[Structured figure records]
========================================================================
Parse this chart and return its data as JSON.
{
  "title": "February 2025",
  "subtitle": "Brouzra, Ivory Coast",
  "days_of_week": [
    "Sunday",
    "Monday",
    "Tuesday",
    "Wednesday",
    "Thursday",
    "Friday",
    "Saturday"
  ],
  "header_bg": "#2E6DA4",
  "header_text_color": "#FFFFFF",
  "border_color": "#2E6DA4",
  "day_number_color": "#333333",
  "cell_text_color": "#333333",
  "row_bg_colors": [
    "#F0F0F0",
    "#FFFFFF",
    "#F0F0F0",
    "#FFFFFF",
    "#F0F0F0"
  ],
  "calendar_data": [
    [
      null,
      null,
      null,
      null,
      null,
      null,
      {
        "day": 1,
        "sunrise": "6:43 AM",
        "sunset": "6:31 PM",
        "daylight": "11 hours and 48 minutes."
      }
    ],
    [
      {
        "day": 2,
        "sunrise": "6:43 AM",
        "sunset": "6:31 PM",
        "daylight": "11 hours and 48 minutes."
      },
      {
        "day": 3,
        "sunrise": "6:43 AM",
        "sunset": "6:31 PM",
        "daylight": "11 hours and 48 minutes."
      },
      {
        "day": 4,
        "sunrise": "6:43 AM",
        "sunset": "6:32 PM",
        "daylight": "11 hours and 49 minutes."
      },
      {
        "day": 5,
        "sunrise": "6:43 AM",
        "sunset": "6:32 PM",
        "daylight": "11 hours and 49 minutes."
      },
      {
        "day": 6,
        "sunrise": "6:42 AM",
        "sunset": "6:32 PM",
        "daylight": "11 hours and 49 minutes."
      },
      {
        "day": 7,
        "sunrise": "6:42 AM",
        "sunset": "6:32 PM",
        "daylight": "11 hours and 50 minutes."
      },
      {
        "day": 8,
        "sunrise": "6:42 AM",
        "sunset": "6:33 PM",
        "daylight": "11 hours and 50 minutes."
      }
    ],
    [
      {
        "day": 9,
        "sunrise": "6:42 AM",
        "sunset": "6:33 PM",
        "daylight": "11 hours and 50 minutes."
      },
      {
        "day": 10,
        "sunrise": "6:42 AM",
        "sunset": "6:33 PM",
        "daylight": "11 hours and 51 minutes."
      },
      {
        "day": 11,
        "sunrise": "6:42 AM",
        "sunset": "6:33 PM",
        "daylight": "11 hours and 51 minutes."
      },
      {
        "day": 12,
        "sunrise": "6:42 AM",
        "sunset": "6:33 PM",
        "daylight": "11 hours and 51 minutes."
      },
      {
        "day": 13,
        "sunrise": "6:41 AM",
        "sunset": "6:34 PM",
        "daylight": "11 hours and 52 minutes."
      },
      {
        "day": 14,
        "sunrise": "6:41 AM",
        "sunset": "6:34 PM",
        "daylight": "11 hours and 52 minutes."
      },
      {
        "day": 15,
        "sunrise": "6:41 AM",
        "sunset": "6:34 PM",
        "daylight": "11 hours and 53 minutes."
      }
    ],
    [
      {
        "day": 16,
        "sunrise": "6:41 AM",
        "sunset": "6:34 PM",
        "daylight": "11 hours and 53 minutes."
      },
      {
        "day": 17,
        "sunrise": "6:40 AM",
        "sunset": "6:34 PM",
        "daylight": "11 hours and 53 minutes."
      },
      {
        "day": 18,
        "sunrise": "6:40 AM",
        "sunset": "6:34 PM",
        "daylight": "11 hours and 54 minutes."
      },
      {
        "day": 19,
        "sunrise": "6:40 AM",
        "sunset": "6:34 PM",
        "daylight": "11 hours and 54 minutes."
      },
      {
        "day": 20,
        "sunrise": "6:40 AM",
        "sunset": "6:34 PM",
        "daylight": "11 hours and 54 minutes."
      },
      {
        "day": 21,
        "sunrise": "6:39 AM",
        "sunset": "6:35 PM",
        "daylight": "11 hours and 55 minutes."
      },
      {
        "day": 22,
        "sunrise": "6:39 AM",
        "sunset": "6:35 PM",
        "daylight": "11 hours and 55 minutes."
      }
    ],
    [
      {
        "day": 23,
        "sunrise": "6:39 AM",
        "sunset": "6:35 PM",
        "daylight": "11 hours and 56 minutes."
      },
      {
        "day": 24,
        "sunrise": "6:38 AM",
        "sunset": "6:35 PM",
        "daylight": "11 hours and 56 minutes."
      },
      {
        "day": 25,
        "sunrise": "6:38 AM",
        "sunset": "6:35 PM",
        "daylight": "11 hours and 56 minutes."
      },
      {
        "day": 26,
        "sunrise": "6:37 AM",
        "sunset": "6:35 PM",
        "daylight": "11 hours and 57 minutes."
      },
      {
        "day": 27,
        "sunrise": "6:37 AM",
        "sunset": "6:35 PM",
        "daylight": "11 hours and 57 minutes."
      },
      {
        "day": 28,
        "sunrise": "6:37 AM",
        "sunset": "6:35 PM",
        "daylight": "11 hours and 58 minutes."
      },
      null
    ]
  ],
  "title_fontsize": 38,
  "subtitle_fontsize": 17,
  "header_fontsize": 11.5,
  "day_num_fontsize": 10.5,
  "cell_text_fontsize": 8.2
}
========================================================================
*Set problem*
Your task is to print all of the records exactly.

*Output below*
Parse this chart and return its data as JSON.
{
  "title": "February 2025",
  "subtitle": "Brouzra, Ivory Coast",
  "days_of_week": [
    "Sunday",
    "Monday",
    "Tuesday",
    "Wednesday",
    "Thursday",
    "Friday",
    "Saturday"
  ],
  "header_bg": "#2E6DA4",
  "header_text_color": "#FFFFFF",
  "border_color": "#2E6DA4",
  "day_number_color": "#333333",
  "cell_text_color": "#333333",
  "row_bg_colors": [
    "#F0F0F0",
    "#FFFFFF",
    "#F0F0F0",
    "#FFFFFF",
    "#F0F0F0"
  ],
  "calendar_data": [
    [
      null,
      null,
      null,
      null,
      null,
      null,
      {
        "day": 1,
        "sunrise": "6:43 AM",
        "sunset": "6:31 PM",
        "daylight": "11 hours and 48 minutes."
      }
    ],
    [
      {
        "day": 2,
        "sunrise": "6:43 AM",
        "sunset": "6:31 PM",
        "daylight": "11 hours and 48 minutes."
      },
      {
        "day": 3,
        "sunrise": "6:43 AM",
        "sunset": "6:31 PM",
        "daylight": "11 hours and 48 minutes."
      },
      {
        "day": 4,
        "sunrise": "6:43 AM",
        "sunset": "6:32 PM",
        "daylight": "11 hours and 49 minutes."
      },
      {
        "day": 5,
        "sunrise": "6:43 AM",
        "sunset": "6:32 PM",
        "daylight": "11 hours and 49 minutes."
      },
      {
        "day": 6,
        "sunrise": "6:42 AM",
        "sunset": "6:32 PM",
        "daylight": "11 hours and 49 minutes."
      },
      {
        "day": 7,
        "sunrise": "6:42 AM",
        "sunset": "6:32 PM",
        "daylight": "11 hours and 50 minutes."
      },
      {
        "day": 8,
        "sunrise": "6:42 AM",
        "sunset": "6:33 PM",
        "daylight": "11 hours and 50 minutes."
      }
    ],
    [
      {
        "day": 9,
        "sunrise": "6:42 AM",
        "sunset": "6:33 PM",
        "daylight": "11 hours and 50 minutes."
      },
      {
        "day": 10,
        "sunrise": "6:42 AM",
        "sunset": "6:33 PM",
        "daylight": "11 hours and 51 minutes."
      },
      {
        "day": 11,
        "sunrise": "6:42 AM",
        "sunset": "6:33 PM",
        "daylight": "11 hours and 51 minutes."
      },
      {
        "day": 12,
        "sunrise": "6:42 AM",
        "sunset": "6:33 PM",
        "daylight": "11 hours and 51 minutes."
      },
      {
        "day": 13,
        "sunrise": "6:41 AM",
        "sunset": "6:34 PM",
        "daylight": "11 hours and 52 minutes."
      },
      {
        "day": 14,
        "sunrise": "6:41 AM",
        "sunset": "6:34 PM",
        "daylight": "11 hours and 52 minutes."
      },
      {
        "day": 15,
        "sunrise": "6:41 AM",
        "sunset": "6:34 PM",
        "daylight": "11 hours and 53 minutes."
      }
    ],
    [
      {
        "day": 16,
        "sunrise": "6:41 AM",
        "sunset": "6:34 PM",
        "daylight": "11 hours and 53 minutes."
      },
      {
        "day": 17,
        "sunrise": "6:40 AM",
        "sunset": "6:34 PM",
        "daylight": "11 hours and 53 minutes."
      },
      {
        "day": 18,
        "sunrise": "6:40 AM",
        "sunset": "6:34 PM",
        "daylight": "11 hours and 54 minutes."
      },
      {
        "day": 19,
        "sunrise": "6:40 AM",
        "sunset": "6:34 PM",
        "daylight": "11 hours and 54 minutes."
      },
      {
        "day": 20,
        "sunrise": "6:40 AM",
        "sunset": "6:34 PM",
        "daylight": "11 hours and 54 minutes."
      },
      {
        "day": 21,
        "sunrise": "6:39 AM",
        "sunset": "6:35 PM",
        "daylight": "11 hours and 55 minutes."
      },
      {
        "day": 22,
        "sunrise": "6:39 AM",
        "sunset": "6:35 PM",
        "daylight": "11 hours and 55 minutes."
      }
    ],
    [
      {
        "day": 23,
        "sunrise": "6:39 AM",
        "sunset": "6:35 PM",
        "daylight": "11 hours and 56 minutes."
      },
      {
        "day": 24,
        "sunrise": "6:38 AM",
        "sunset": "6:35 PM",
        "daylight": "11 hours and 56 minutes."
      },
      {
        "day": 25,
        "sunrise": "6:38 AM",
        "sunset": "6:35 PM",
        "daylight": "11 hours and 56 minutes."
      },
      {
        "day": 26,
        "sunrise": "6:37 AM",
        "sunset": "6:35 PM",
        "daylight": "11 hours and 57 minutes."
      },
      {
        "day": 27,
        "sunrise": "6:37 AM",
        "sunset": "6:35 PM",
        "daylight": "11 hours and 57 minutes."
      },
      {
        "day": 28,
        "sunrise": "6:37 AM",
        "sunset": "6:35 PM",
        "daylight": "11 hours and 58 minutes."
      },
      null
    ]
  ],
  "title_fontsize": 38,
  "subtitle_fontsize": 17,
  "header_fontsize": 11.5,
  "day_num_fontsize": 10.5,
  "cell_text_fontsize": 8.2
}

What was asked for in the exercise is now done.